#### Excerpt provided
I recently bought a Dyson vacuum cleaner and it had this little 'history' booklet attached to the unit. The last page of the booklet is titled 'The Patent Nightmare'
Apparantly people who make Real Things(tm) have problems with patents too!
"Could you please justify by reply in moderate detail the supposed net benefit to society..."
That's far enough - there's no need to even mention open source or free software projects: the onus is on those who are proponents of software patents (or any other kind of patent) to show that they promote progress in the sciences and useful arts. It must be demonstrated by them that the overall effect is beneficial in each area of technology and in each industry to which the patent system is applied.
Patent attorneys and others will always try to hoodwink us into believing all kinds of nonsense about the patent system. They use words and expressions like "protection", "intellectual property" and "theft" to mislead people into believing that a patent represents some kind of tangible entity over which people have natural rights. But we should never forget what a patent really is: a government granted 20 year monopoly right to exclude everyone else other than the patentee from freely using some idea, whether they came up with it independently or not. Unlike a copyright, it is a kind of officially sanctioned and enforced removal of rights from everyone else and in the case of software patents it is a serious infringement of the tangible property rights of millions of computer owners.
Extraordinary interventions in the free market, that even entail curtailment of natural rights and liberties, demand extraordinary justification.
I'd like to add one more point:
If later research proves that the proposed implementation does not work, the patent should be rejected retroactively.
C - the footgun of programming languages
IBM really does know how to make friends in the FOSS community.
:)
Well done guys.
I have to come to the defense of the Patent Office on one public case last week. The morons at Smuckers tried to patent the "process" of sealing the edges of its Crustables "crustless" PB&J sandwich. The patent office told them to go take a hike, as the process has existed for years (ravioli, pie crusts, etc). They appealed to a US district court and the case was tossed. Score one for common sense.
However, it's pretty clear that things have gotten out of hand. Too many people were/are making too much money on bogus patents and now that you have more lawyers involved, we're seeing what happens. As with most thing, they (lawyers, sharks, ambulanc chasers) destroy it.
how about large fines (1% of a companies anual turnover?) for any patents not granted for any reason?
This would make them work hard to look for prior art. 1% isnt alot, but file 20 bogus patents a year and thats a hell of a lot of money.
IANALOAK (of any kind), but the scenario you described is an abuse of the patent/judicial system, not the scenario it is designed to protect. (Don't throw out the baby with the bathwater.) Eliminating the fees may help people such as you describe. Another improvement would be to change the judicial system to minimize the costs of defending yourself in lawsuits. (Cost is an impediment to the poor-- those the system should be defending.) Additionally, any proof of prior art should be a slam-dunk in court, with automatic remission of costs, plus a penalty for frivilous lawsuit.
########
=== The request ===
Reproduce the stretch of the patent discussion from "I have to come" through "for common sense.", swapping "sandwich" for "snack".
#### Provided material
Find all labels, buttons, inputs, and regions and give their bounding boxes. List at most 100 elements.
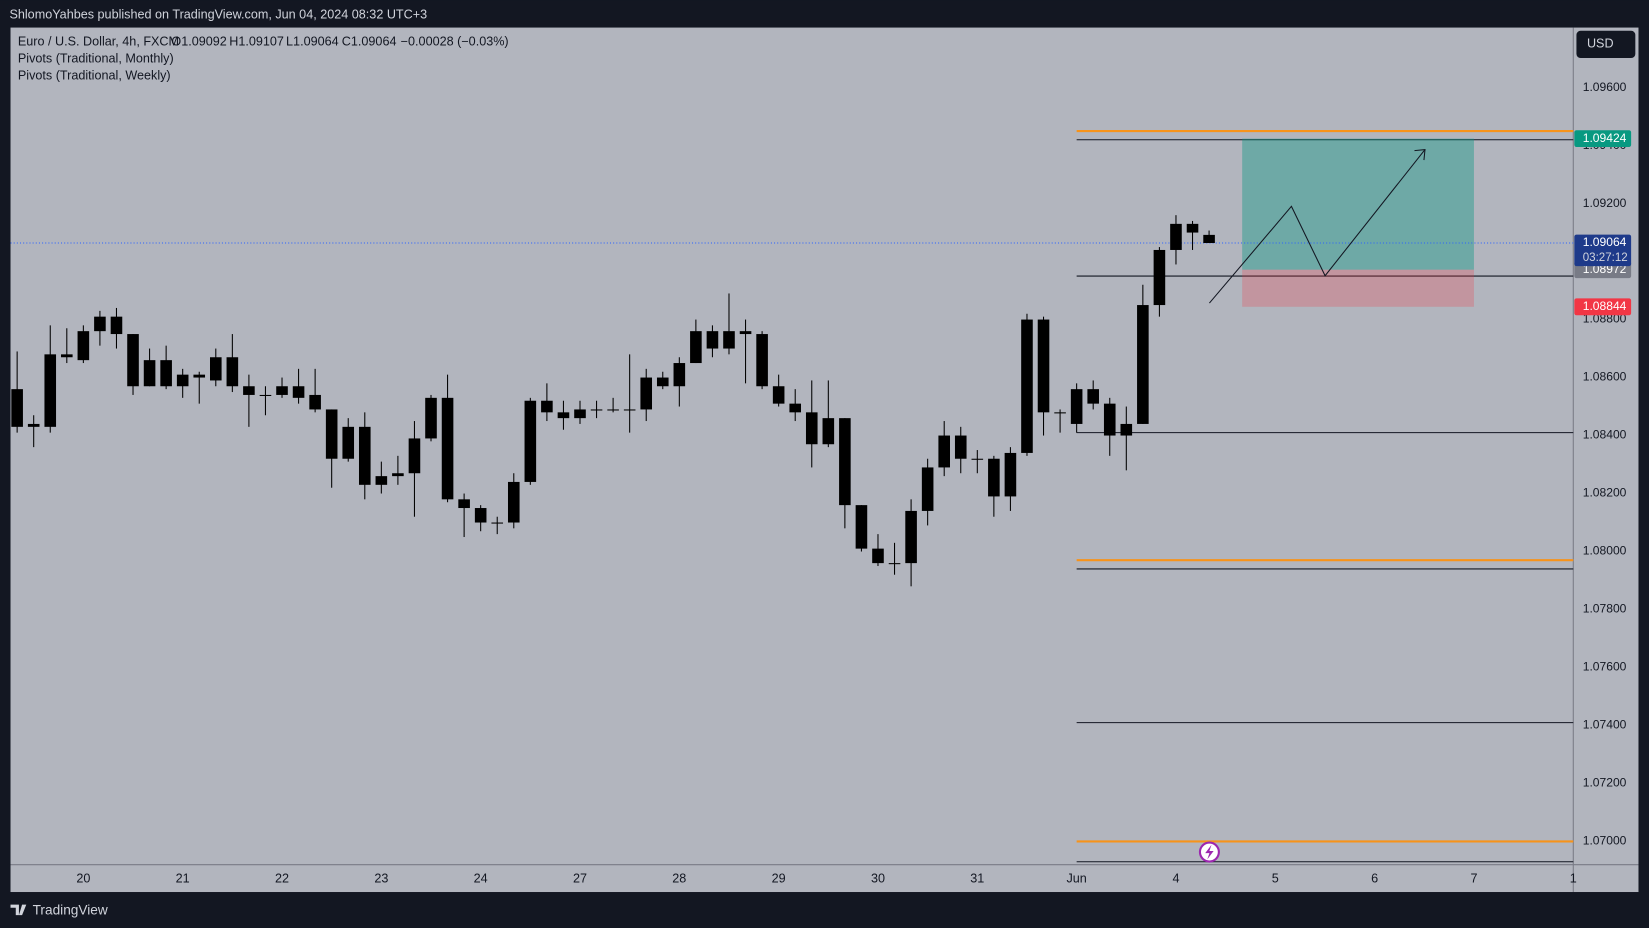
x-tick-label: 30 bbox=[871, 872, 885, 886]
currency-label[interactable]: USD bbox=[1587, 37, 1614, 51]
candle-body bbox=[938, 435, 950, 468]
candle-body bbox=[358, 426, 371, 485]
candle-body bbox=[243, 386, 255, 395]
y-tick-label: 1.08200 bbox=[1583, 486, 1627, 500]
candle-body bbox=[1054, 412, 1066, 414]
candle-body bbox=[822, 418, 835, 445]
x-tick-label: 27 bbox=[573, 872, 587, 886]
y-tick-label: 1.09600 bbox=[1583, 80, 1627, 94]
legend-high: H1.09107 bbox=[229, 35, 284, 49]
candle-body bbox=[805, 412, 818, 445]
candle-body bbox=[375, 476, 388, 485]
candle-body bbox=[607, 409, 619, 411]
x-tick-label: Jun bbox=[1066, 872, 1086, 886]
candle-body bbox=[839, 418, 851, 506]
candle-body bbox=[673, 363, 686, 387]
x-tick-label: 23 bbox=[374, 872, 388, 886]
candle-body bbox=[1153, 249, 1166, 306]
candle-body bbox=[756, 334, 768, 387]
candle-body bbox=[1186, 223, 1199, 233]
candle-body bbox=[292, 386, 305, 398]
legend-close: C1.09064 bbox=[342, 35, 397, 49]
candle-body bbox=[176, 374, 189, 387]
candle-body bbox=[276, 386, 288, 395]
x-tick-label: 22 bbox=[275, 872, 289, 886]
candle-body bbox=[872, 548, 884, 564]
y-tick-label: 1.07000 bbox=[1583, 834, 1627, 848]
candle-body bbox=[541, 400, 553, 413]
candle-body bbox=[77, 331, 90, 361]
brand-logo bbox=[10, 904, 27, 916]
indicator[interactable]: Pivots (Traditional, Monthly) bbox=[18, 51, 174, 65]
legend: Euro / U.S. Dollar, 4h, FXCM O1.09092 H1… bbox=[18, 35, 509, 83]
candle-body bbox=[656, 377, 669, 387]
legend-change: −0.00028 (−0.03%) bbox=[401, 35, 509, 49]
candle-body bbox=[226, 357, 239, 387]
event-icon[interactable] bbox=[1198, 841, 1220, 863]
plot bbox=[10, 130, 1574, 863]
candle-body bbox=[1037, 319, 1050, 413]
candle-body bbox=[739, 331, 752, 335]
stop-tag: 1.08844 bbox=[1583, 299, 1627, 313]
projection-arrowhead bbox=[1414, 148, 1426, 161]
candle-body bbox=[921, 467, 934, 511]
candle-body bbox=[623, 409, 636, 411]
candle-body bbox=[1103, 403, 1116, 436]
candle-body bbox=[160, 360, 172, 387]
y-tick-label: 1.07400 bbox=[1583, 718, 1627, 732]
target-tag: 1.09424 bbox=[1583, 131, 1627, 145]
y-tick-label: 1.07200 bbox=[1583, 776, 1627, 790]
candle-body bbox=[1120, 423, 1133, 436]
candle-body bbox=[557, 412, 570, 419]
candle-body bbox=[143, 360, 156, 387]
candle-body bbox=[524, 400, 537, 482]
candle-body bbox=[193, 374, 206, 378]
currency-button-bg[interactable] bbox=[1576, 30, 1636, 59]
candle-body bbox=[309, 394, 321, 410]
candle-body bbox=[408, 438, 421, 474]
x-tick-label: 5 bbox=[1272, 872, 1279, 886]
candle-body bbox=[905, 510, 917, 564]
candle-body bbox=[772, 386, 785, 404]
candle-body bbox=[392, 473, 404, 477]
candle-body bbox=[723, 331, 735, 349]
x-tick-label: 28 bbox=[672, 872, 686, 886]
candle-body bbox=[259, 394, 272, 396]
candle-body bbox=[855, 505, 868, 549]
candle-body bbox=[507, 481, 520, 523]
candle-body bbox=[110, 316, 123, 335]
x-tick-label: 29 bbox=[772, 872, 786, 886]
brand: TradingView bbox=[10, 903, 108, 918]
candle-body bbox=[1021, 319, 1033, 453]
candle-body bbox=[491, 522, 504, 524]
publisher: ShlomoYahbes published on TradingView.co… bbox=[9, 7, 427, 21]
x-tick-label: 24 bbox=[474, 872, 488, 886]
brand-name: TradingView bbox=[33, 903, 108, 918]
candle-body bbox=[640, 377, 653, 410]
y-tick-label: 1.08400 bbox=[1583, 428, 1627, 442]
candle-body bbox=[425, 397, 437, 439]
y-tick-label: 1.08000 bbox=[1583, 544, 1627, 558]
candle-body bbox=[1070, 389, 1083, 424]
candle-body bbox=[1087, 389, 1099, 404]
currency-button[interactable]: USD bbox=[1576, 30, 1636, 59]
projection-path bbox=[1209, 149, 1426, 304]
legend-low: L1.09064 bbox=[286, 35, 339, 49]
candle-body bbox=[1203, 234, 1215, 244]
event-bolt[interactable] bbox=[1205, 844, 1214, 860]
candle-body bbox=[94, 316, 106, 332]
candle-body bbox=[474, 508, 487, 523]
y-tick-label: 1.09200 bbox=[1583, 196, 1627, 210]
indicator[interactable]: Pivots (Traditional, Weekly) bbox=[18, 68, 171, 82]
y-tick-label: 1.07600 bbox=[1583, 660, 1627, 674]
candle-body bbox=[1170, 223, 1182, 250]
loss-zone bbox=[1242, 269, 1474, 307]
candle-body bbox=[325, 409, 338, 459]
candle-body bbox=[458, 499, 470, 509]
chart-pane bbox=[10, 27, 1639, 893]
candle-body bbox=[342, 426, 355, 459]
candle-body bbox=[127, 334, 139, 387]
price-tag: 1.09064 bbox=[1583, 235, 1627, 249]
########
=== Output ===
I have to come to the defense of the Patent Office on one public case last week. The morons at Smuckers tried to patent the "process" of sealing the edges of its Crustables "crustless" PB&J snack. The patent office told them to go take a hike, as the process has existed for years (ravioli, pie crusts, etc). They appealed to a US district court and the case was tossed. Score one for common sense.